#### [EXERCISE BRIEF]
Which lines hold the word "Water"? Copy each one.
# start of RECORDED DATA
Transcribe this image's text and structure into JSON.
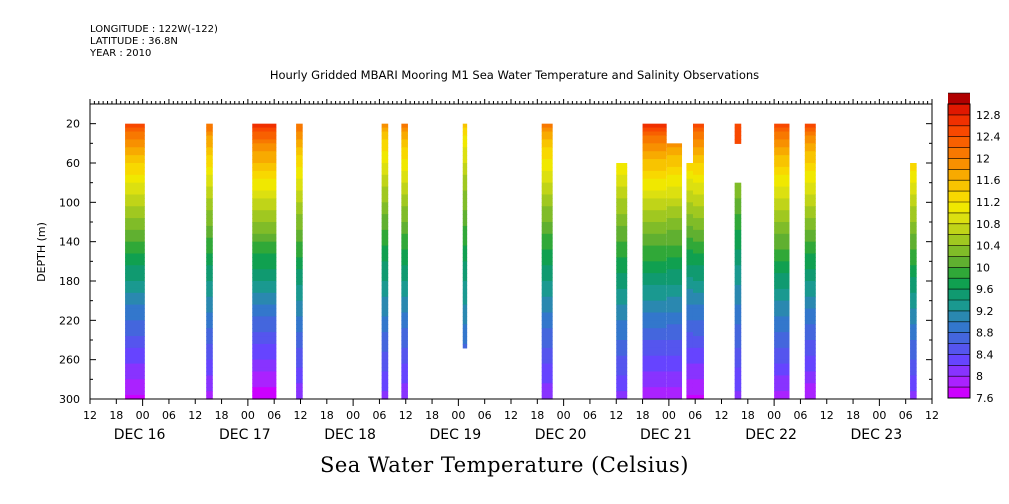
{
  "meta": {
    "longitude": "LONGITUDE : 122W(-122)",
    "latitude": "LATITUDE : 36.8N",
    "year": "YEAR : 2010"
  },
  "chart_data": {
    "type": "heatmap",
    "title": "Hourly Gridded MBARI Mooring M1 Sea Water Temperature and Salinity Observations",
    "xlabel": "Sea Water Temperature (Celsius)",
    "ylabel": "DEPTH (m)",
    "ylim": [
      300,
      0
    ],
    "xlim_hours": [
      12,
      204
    ],
    "y_ticks": [
      20,
      60,
      100,
      140,
      180,
      220,
      260,
      300
    ],
    "x_tick_hour_labels": [
      "12",
      "18",
      "00",
      "06",
      "12",
      "18",
      "00",
      "06",
      "12",
      "18",
      "00",
      "06",
      "12",
      "18",
      "00",
      "06",
      "12",
      "18",
      "00",
      "06",
      "12",
      "18",
      "00",
      "06",
      "12",
      "18",
      "00",
      "06",
      "12",
      "18",
      "00",
      "06",
      "12"
    ],
    "date_labels": [
      "DEC 16",
      "DEC 17",
      "DEC 18",
      "DEC 19",
      "DEC 20",
      "DEC 21",
      "DEC 22",
      "DEC 23"
    ],
    "colorbar": {
      "min": 7.6,
      "max": 13.0,
      "step": 0.2,
      "tick_labels": [
        "12.8",
        "12.4",
        "12",
        "11.6",
        "11.2",
        "10.8",
        "10.4",
        "10",
        "9.6",
        "9.2",
        "8.8",
        "8.4",
        "8",
        "7.6"
      ],
      "colors": [
        "#cc00ff",
        "#aa22ff",
        "#8833ff",
        "#6644ff",
        "#5555ee",
        "#4466dd",
        "#3377cc",
        "#2a88b0",
        "#1a9990",
        "#109a70",
        "#10a050",
        "#30a838",
        "#60b030",
        "#80bc28",
        "#a0c820",
        "#c0d418",
        "#dce010",
        "#f0e800",
        "#f8d800",
        "#f8c400",
        "#f8aa00",
        "#f89000",
        "#f87800",
        "#f86000",
        "#f84800",
        "#f03000",
        "#e01800",
        "#b00000"
      ]
    },
    "columns": [
      {
        "t0": 20,
        "t1": 24.5,
        "top": 20,
        "bottom": 300,
        "surface": 12.5,
        "bottom_temp": 7.7
      },
      {
        "t0": 38.5,
        "t1": 40,
        "top": 20,
        "bottom": 300,
        "surface": 12.2,
        "bottom_temp": 7.9
      },
      {
        "t0": 49,
        "t1": 54.5,
        "top": 20,
        "bottom": 300,
        "surface": 12.7,
        "bottom_temp": 7.6
      },
      {
        "t0": 59,
        "t1": 60.5,
        "top": 20,
        "bottom": 300,
        "surface": 12.2,
        "bottom_temp": 8.0
      },
      {
        "t0": 78.5,
        "t1": 80,
        "top": 20,
        "bottom": 300,
        "surface": 11.8,
        "bottom_temp": 8.1
      },
      {
        "t0": 83,
        "t1": 84.5,
        "top": 20,
        "bottom": 300,
        "surface": 12.0,
        "bottom_temp": 8.0
      },
      {
        "t0": 97,
        "t1": 98,
        "top": 20,
        "bottom": 248,
        "surface": 11.5,
        "bottom_temp": 8.3
      },
      {
        "t0": 115,
        "t1": 117.5,
        "top": 20,
        "bottom": 300,
        "surface": 12.0,
        "bottom_temp": 8.0
      },
      {
        "t0": 132,
        "t1": 134.5,
        "top": 60,
        "bottom": 300,
        "surface": 12.1,
        "bottom_temp": 8.1
      },
      {
        "t0": 138,
        "t1": 143.5,
        "top": 20,
        "bottom": 300,
        "surface": 12.6,
        "bottom_temp": 7.8
      },
      {
        "t0": 143.5,
        "t1": 147,
        "top": 40,
        "bottom": 300,
        "surface": 12.5,
        "bottom_temp": 7.8
      },
      {
        "t0": 148,
        "t1": 149.5,
        "top": 60,
        "bottom": 300,
        "surface": 12.4,
        "bottom_temp": 7.7
      },
      {
        "t0": 149.5,
        "t1": 152,
        "top": 20,
        "bottom": 300,
        "surface": 12.5,
        "bottom_temp": 7.7
      },
      {
        "t0": 159,
        "t1": 160.5,
        "top": 20,
        "bottom": 40,
        "surface": 12.5,
        "bottom_temp": 12.4
      },
      {
        "t0": 159,
        "t1": 160.5,
        "top": 80,
        "bottom": 300,
        "surface": 11.4,
        "bottom_temp": 8.1
      },
      {
        "t0": 168,
        "t1": 171.5,
        "top": 20,
        "bottom": 300,
        "surface": 12.5,
        "bottom_temp": 7.9
      },
      {
        "t0": 175,
        "t1": 177.5,
        "top": 20,
        "bottom": 300,
        "surface": 12.4,
        "bottom_temp": 7.8
      },
      {
        "t0": 199,
        "t1": 200.5,
        "top": 60,
        "bottom": 300,
        "surface": 12.3,
        "bottom_temp": 8.1
      }
    ]
  }
}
# end of RECORDED DATA
#### [RESULT OF THE EXERCISE]
    "title": "Hourly Gridded MBARI Mooring M1 Sea Water Temperature and Salinity Observations",
    "xlabel": "Sea Water Temperature (Celsius)",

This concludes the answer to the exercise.